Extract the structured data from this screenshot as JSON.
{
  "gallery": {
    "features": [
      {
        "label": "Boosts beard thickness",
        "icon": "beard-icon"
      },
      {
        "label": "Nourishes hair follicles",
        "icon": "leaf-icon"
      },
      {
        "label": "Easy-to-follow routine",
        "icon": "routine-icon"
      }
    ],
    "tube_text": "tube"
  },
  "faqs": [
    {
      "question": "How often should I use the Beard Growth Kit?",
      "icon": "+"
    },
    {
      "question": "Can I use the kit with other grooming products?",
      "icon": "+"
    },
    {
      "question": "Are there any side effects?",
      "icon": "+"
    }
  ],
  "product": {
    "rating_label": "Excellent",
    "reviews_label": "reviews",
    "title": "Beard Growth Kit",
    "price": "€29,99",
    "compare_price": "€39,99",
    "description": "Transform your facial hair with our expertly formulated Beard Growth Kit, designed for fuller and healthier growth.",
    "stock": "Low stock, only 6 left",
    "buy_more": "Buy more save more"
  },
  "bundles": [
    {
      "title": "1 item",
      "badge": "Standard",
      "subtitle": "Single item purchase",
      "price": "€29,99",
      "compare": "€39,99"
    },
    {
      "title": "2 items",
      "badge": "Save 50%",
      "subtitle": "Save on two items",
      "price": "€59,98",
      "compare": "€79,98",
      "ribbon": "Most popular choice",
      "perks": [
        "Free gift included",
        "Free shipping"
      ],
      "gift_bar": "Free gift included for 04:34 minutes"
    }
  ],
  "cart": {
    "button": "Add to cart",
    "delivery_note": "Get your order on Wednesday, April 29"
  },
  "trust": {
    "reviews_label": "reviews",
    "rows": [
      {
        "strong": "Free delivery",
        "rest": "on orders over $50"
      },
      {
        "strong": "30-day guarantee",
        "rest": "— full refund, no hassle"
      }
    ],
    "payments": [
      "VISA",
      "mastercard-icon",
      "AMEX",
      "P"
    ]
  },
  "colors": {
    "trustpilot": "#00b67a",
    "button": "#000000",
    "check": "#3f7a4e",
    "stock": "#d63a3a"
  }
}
━━━━━━━━━━━━━━━━
-- WORK TO COMPLETE --
Copy each line of the data above that holds "with".

-- SOLUTION TO THE EXERCISE --
      "question": "Can I use the kit with other grooming products?",
    "description": "Transform your facial hair with our expertly formulated Beard Growth Kit, designed for fuller and healthier growth.",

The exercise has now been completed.